(Entries from a dataset)

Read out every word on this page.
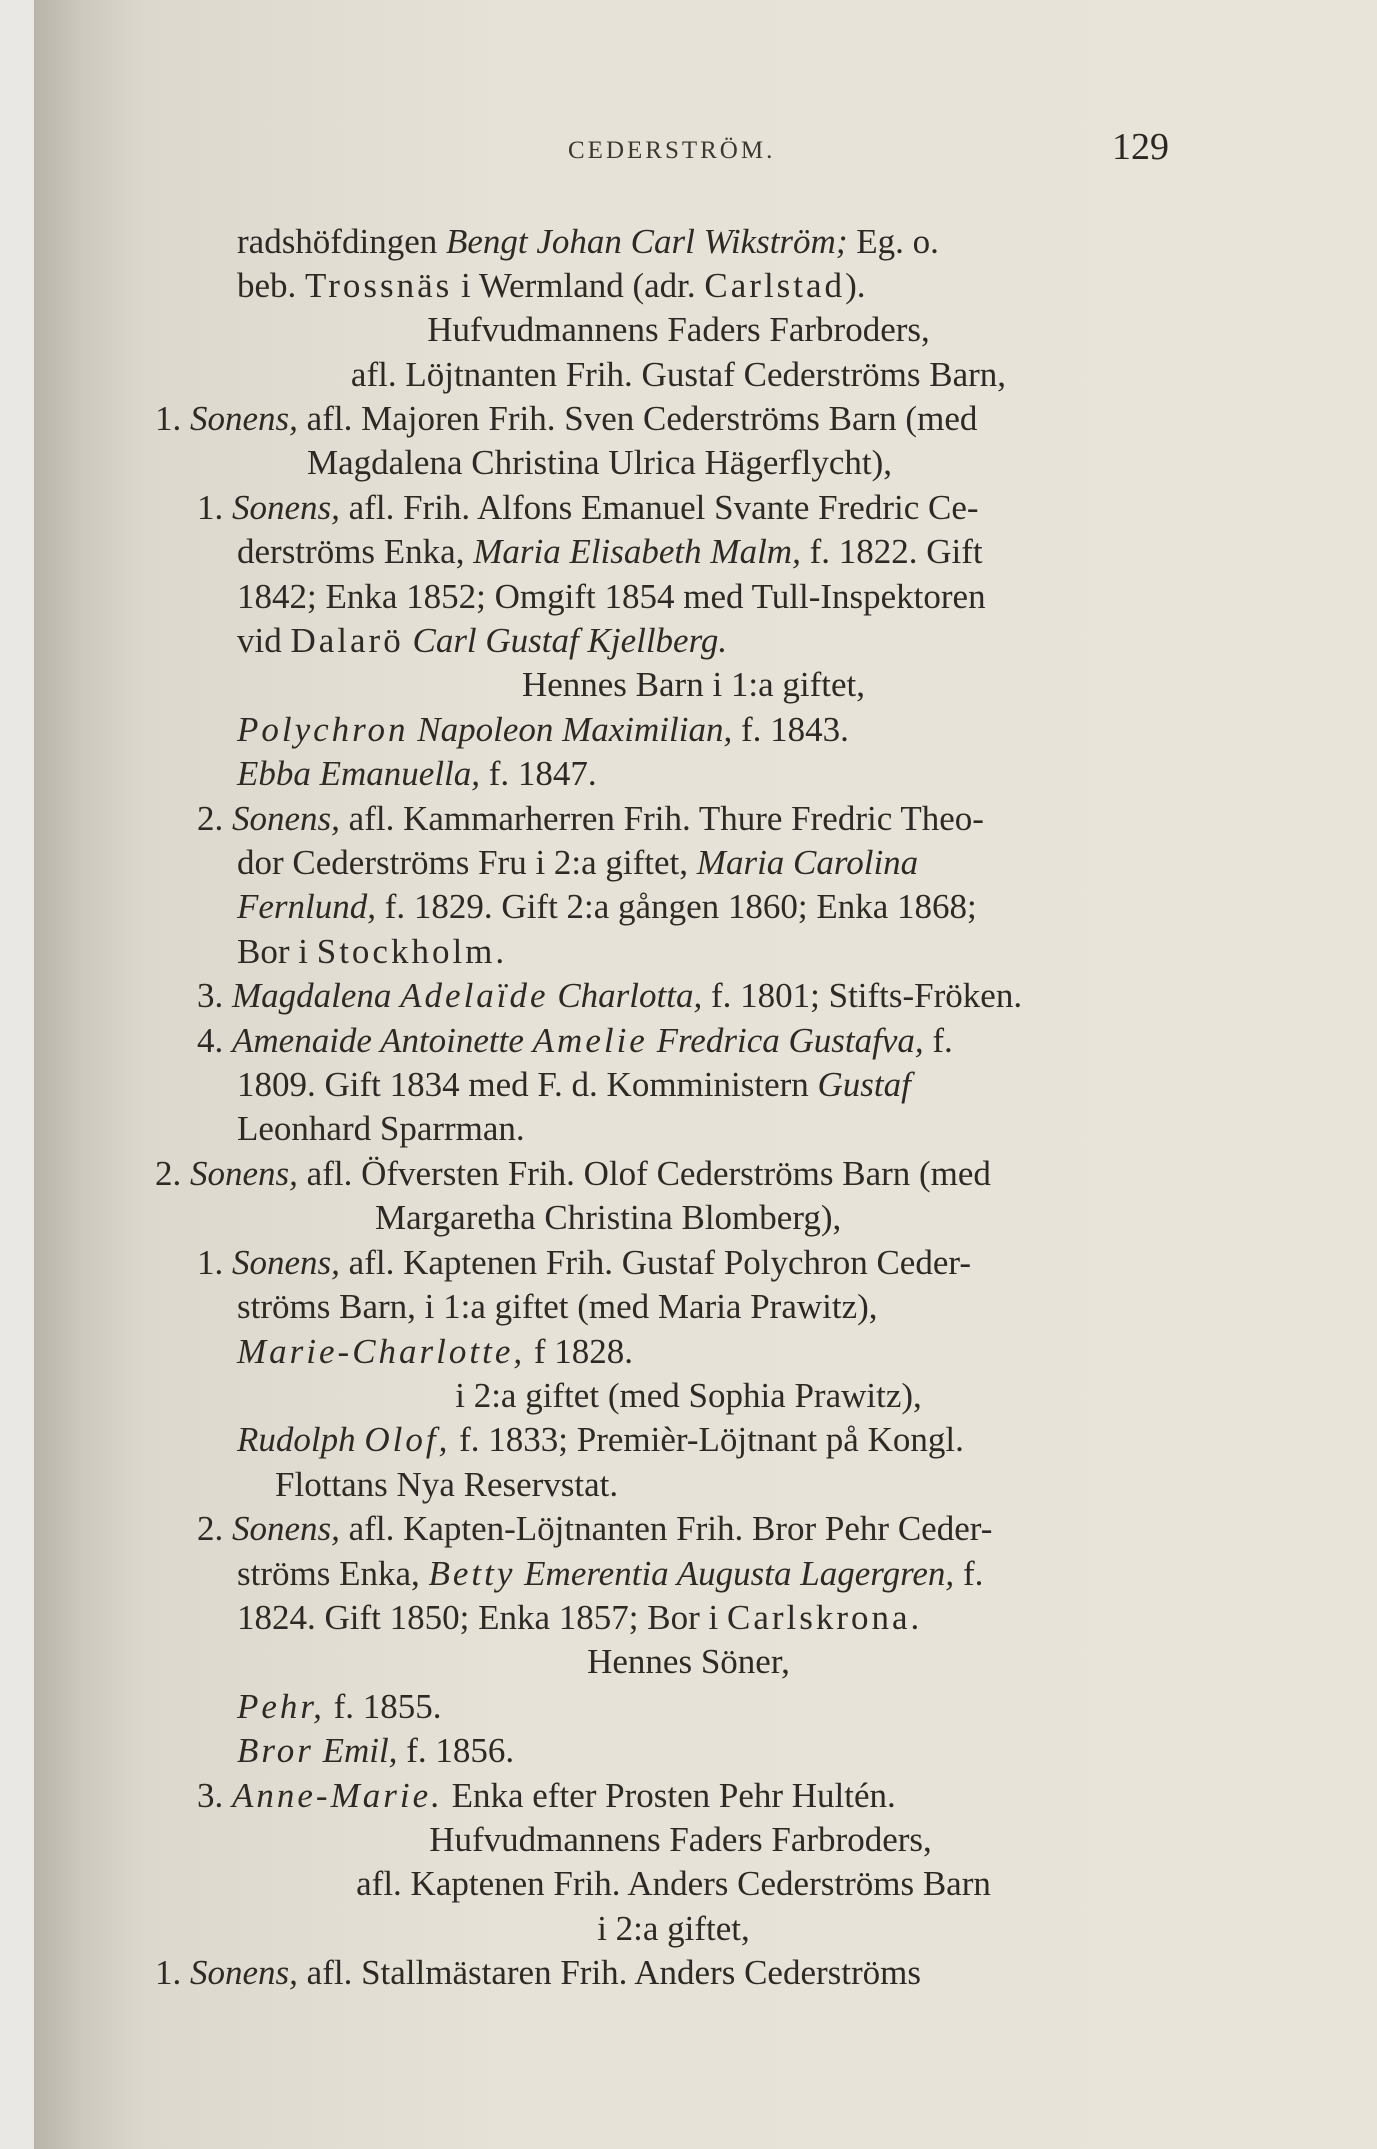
CEDERSTRÖM.	129
radshöfdingen Bengt Johan Carl Wikström; Eg. o.
beb. Trossnäs i Wermland (adr. Carlstad).
Hufvudmannens Faders Farbroders,
afl. Löjtnanten Frih. Gustaf Cederströms Barn,
1. Sonens, afl. Majoren Frih. Sven Cederströms Barn (med
Magdalena Christina Ulrica Hägerflycht),
1. Sonens, afl. Frih. Alfons Emanuel Svante Fredric Ce-
derströms Enka, Maria Elisabeth Malm, f. 1822. Gift
1842; Enka 1852; Omgift 1854 med Tull-Inspektoren
vid Dalarö Carl Gustaf Kjellberg.
Hennes Barn i 1:a giftet,
Polychron Napoleon Maximilian, f. 1843.
Ebba Emanuella, f. 1847.
2. Sonens, afl. Kammarherren Frih. Thure Fredric Theo-
dor Cederströms Fru i 2:a giftet, Maria Carolina
Fernlund, f. 1829. Gift 2:a gången 1860; Enka 1868;
Bor i Stockholm.
3. Magdalena Adelaïde Charlotta, f. 1801; Stifts-Fröken.
4. Amenaide Antoinette Amelie Fredrica Gustafva, f.
1809. Gift 1834 med F. d. Komministern Gustaf
Leonhard Sparrman.
2. Sonens, afl. Öfversten Frih. Olof Cederströms Barn (med
Margaretha Christina Blomberg),
1. Sonens, afl. Kaptenen Frih. Gustaf Polychron Ceder-
ströms Barn, i 1:a giftet (med Maria Prawitz),
Marie-Charlotte, f 1828.
i 2:a giftet (med Sophia Prawitz),
Rudolph Olof, f. 1833; Premièr-Löjtnant på Kongl.
Flottans Nya Reservstat.
2. Sonens, afl. Kapten-Löjtnanten Frih. Bror Pehr Ceder-
ströms Enka, Betty Emerentia Augusta Lagergren, f.
1824. Gift 1850; Enka 1857; Bor i Carlskrona.
Hennes Söner,
Pehr, f. 1855.
Bror Emil, f. 1856.
3. Anne-Marie. Enka efter Prosten Pehr Hultén.
Hufvudmannens Faders Farbroders,
afl. Kaptenen Frih. Anders Cederströms Barn
i 2:a giftet,
1. Sonens, afl. Stallmästaren Frih. Anders Cederströms
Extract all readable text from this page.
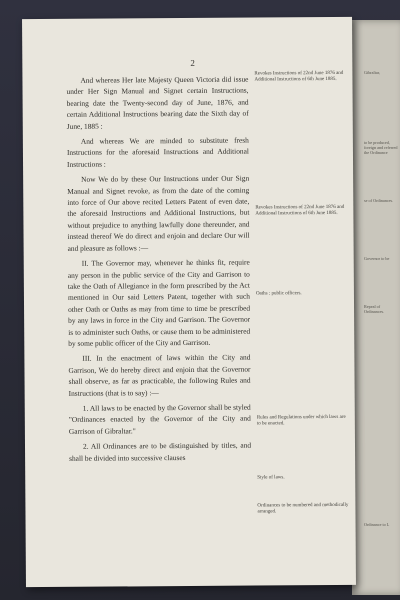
2

And whereas Her late Majesty Queen Victoria did issue under Her Sign Manual and Signet certain Instructions, bearing date the Twenty-second day of June, 1876, and certain Additional Instructions bearing date the Sixth day of June, 1885 :

And whereas We are minded to substitute fresh Instructions for the aforesaid Instructions and Additional Instructions :

Now We do by these Our Instructions under Our Sign Manual and Signet revoke, as from the date of the coming into force of Our above recited Letters Patent of even date, the aforesaid Instructions and Additional Instructions, but without prejudice to anything lawfully done thereunder, and instead thereof We do direct and enjoin and declare Our will and pleasure as follows :—

II. The Governor may, whenever he thinks fit, require any person in the public service of the City and Garrison to take the Oath of Allegiance in the form prescribed by the Act mentioned in Our said Letters Patent, together with such other Oath or Oaths as may from time to time be prescribed by any laws in force in the City and Garrison. The Governor is to administer such Oaths, or cause them to be administered by some public officer of the City and Garrison.

III. In the enactment of laws within the City and Garrison, We do hereby direct and enjoin that the Governor shall observe, as far as practicable, the following Rules and Instructions (that is to say) :—

1. All laws to be enacted by the Governor shall be styled "Ordinances enacted by the Governor of the City and Garrison of Gibraltar."

2. All Ordinances are to be distinguished by titles, and shall be divided into successive clauses

Revokes Instructions of 22nd June 1876 and Additional Instructions of 6th June 1885.
Revokes Instructions of 22nd June 1876 and Additional Instructions of 6th June 1885.
Oaths : public officers.
Rules and Regulations under which laws are to be enacted.
Style of laws.
Ordinances to be numbered and methodically arranged.
Gibraltar,
to be produced, foreign and referred the Ordinance
se of Ordinances.
Governor to be
Repeal of Ordinances.
Ordinance to L
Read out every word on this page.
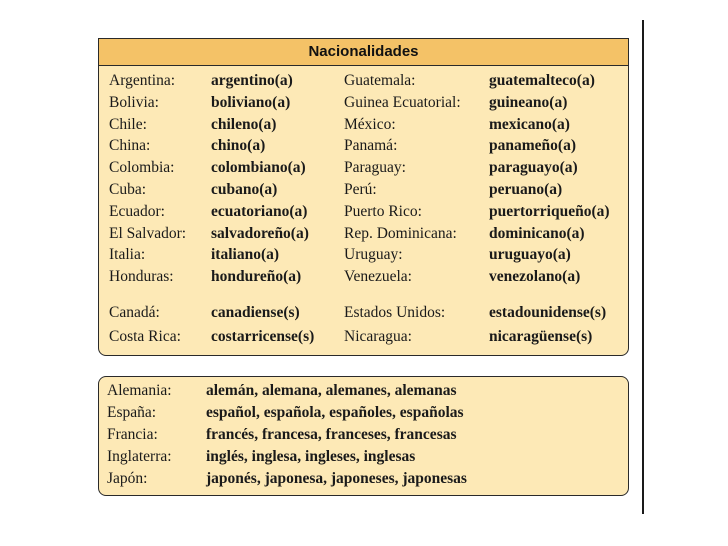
Nacionalidades
Argentina: argentino(a)	Guatemala:	guatemalteco(a)
Bolivia:	boliviano(a)	Guinea Ecuatorial: guineano(a)
Chile:	chileno(a)	México:	mexicano(a)
China:	chino(a)	Panamá:	panameño(a)
Colombia: colombiano(a) Paraguay:	paraguayo(a)
Cuba:	cubano(a)	Perú:	peruano(a)
Ecuador:	ecuatoriano(a) Puerto Rico:	puertorriqueño(a)
El Salvador: salvadoreño(a) Rep. Dominicana: dominicano(a)
Italia:	italiano(a)	Uruguay:	uruguayo(a)
Honduras: hondureño(a)	Venezuela:	venezolano(a)
Canadá:	canadiense(s)	Estados Unidos:	estadounidense(s)
Costa Rica: costarricense(s) Nicaragua:	nicaragüense(s)
Alemania: alemán, alemana, alemanes, alemanas
España:	español, española, españoles, españolas
Francia:	francés, francesa, franceses, francesas
Inglaterra: inglés, inglesa, ingleses, inglesas
Japón:	japonés, japonesa, japoneses, japonesas
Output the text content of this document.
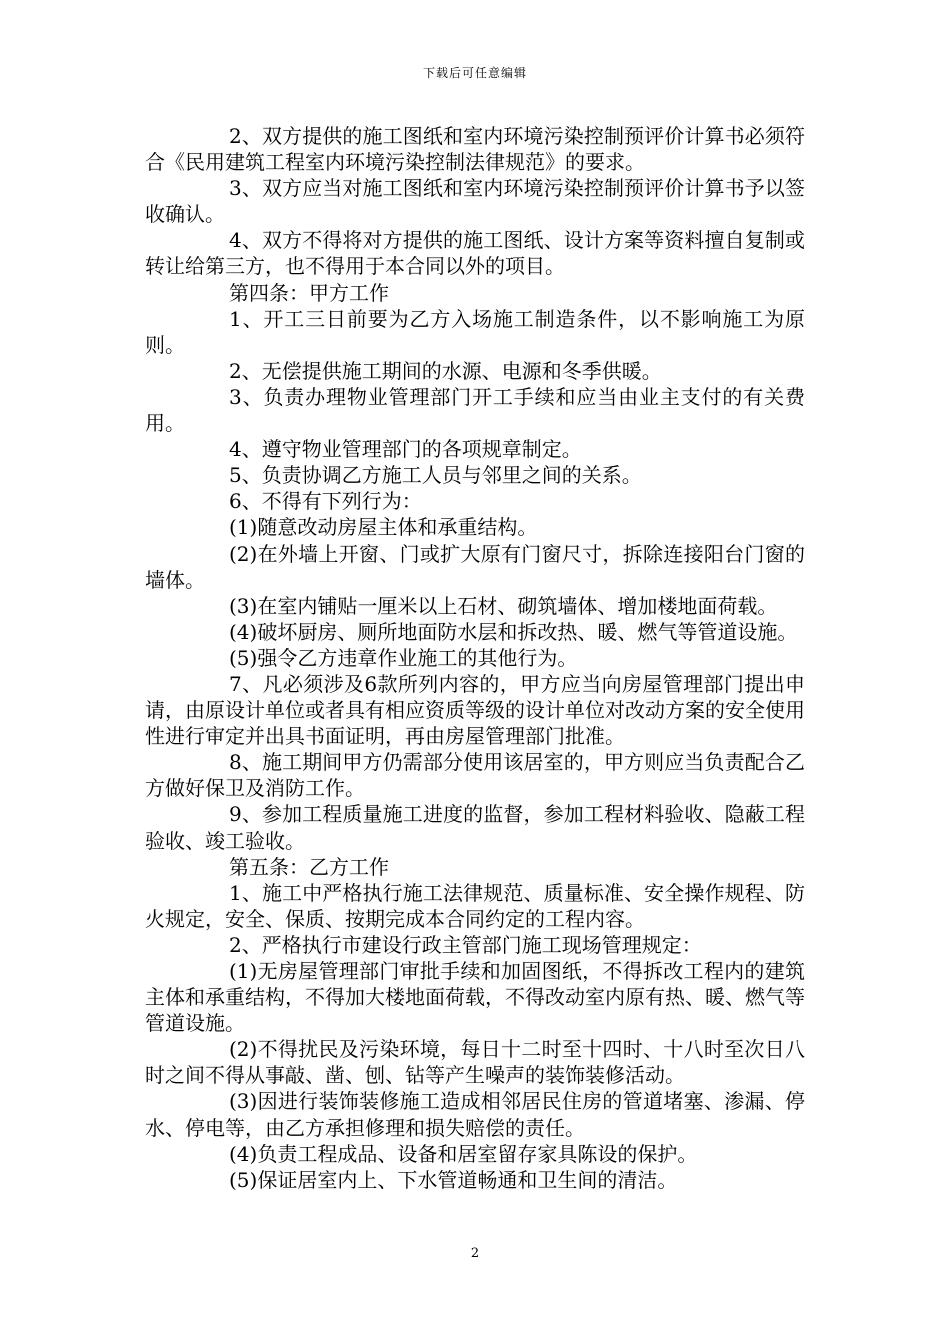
下载后可任意编辑

2、双方提供的施工图纸和室内环境污染控制预评价计算书必须符合《民用建筑工程室内环境污染控制法律规范》的要求。

3、双方应当对施工图纸和室内环境污染控制预评价计算书予以签收确认。

4、双方不得将对方提供的施工图纸、设计方案等资料擅自复制或转让给第三方，也不得用于本合同以外的项目。

第四条：甲方工作

1、开工三日前要为乙方入场施工制造条件，以不影响施工为原则。

2、无偿提供施工期间的水源、电源和冬季供暖。

3、负责办理物业管理部门开工手续和应当由业主支付的有关费用。

4、遵守物业管理部门的各项规章制定。

5、负责协调乙方施工人员与邻里之间的关系。

6、不得有下列行为：

(1)随意改动房屋主体和承重结构。

(2)在外墙上开窗、门或扩大原有门窗尺寸，拆除连接阳台门窗的墙体。

(3)在室内铺贴一厘米以上石材、砌筑墙体、增加楼地面荷载。

(4)破坏厨房、厕所地面防水层和拆改热、暖、燃气等管道设施。

(5)强令乙方违章作业施工的其他行为。

7、凡必须涉及6款所列内容的，甲方应当向房屋管理部门提出申请，由原设计单位或者具有相应资质等级的设计单位对改动方案的安全使用性进行审定并出具书面证明，再由房屋管理部门批准。

8、施工期间甲方仍需部分使用该居室的，甲方则应当负责配合乙方做好保卫及消防工作。

9、参加工程质量施工进度的监督，参加工程材料验收、隐蔽工程验收、竣工验收。

第五条：乙方工作

1、施工中严格执行施工法律规范、质量标准、安全操作规程、防火规定，安全、保质、按期完成本合同约定的工程内容。

2、严格执行市建设行政主管部门施工现场管理规定：

(1)无房屋管理部门审批手续和加固图纸，不得拆改工程内的建筑主体和承重结构，不得加大楼地面荷载，不得改动室内原有热、暖、燃气等管道设施。

(2)不得扰民及污染环境，每日十二时至十四时、十八时至次日八时之间不得从事敲、凿、刨、钻等产生噪声的装饰装修活动。

(3)因进行装饰装修施工造成相邻居民住房的管道堵塞、渗漏、停水、停电等，由乙方承担修理和损失赔偿的责任。

(4)负责工程成品、设备和居室留存家具陈设的保护。

(5)保证居室内上、下水管道畅通和卫生间的清洁。

2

### Task statement:
Filter the records above for "Bror" and copy every matching line.

### Solution to the exercise:
2. Sonens, afl. Kapten-Löjtnanten Frih. Bror Pehr Ceder-
Bror Emil, f. 1856.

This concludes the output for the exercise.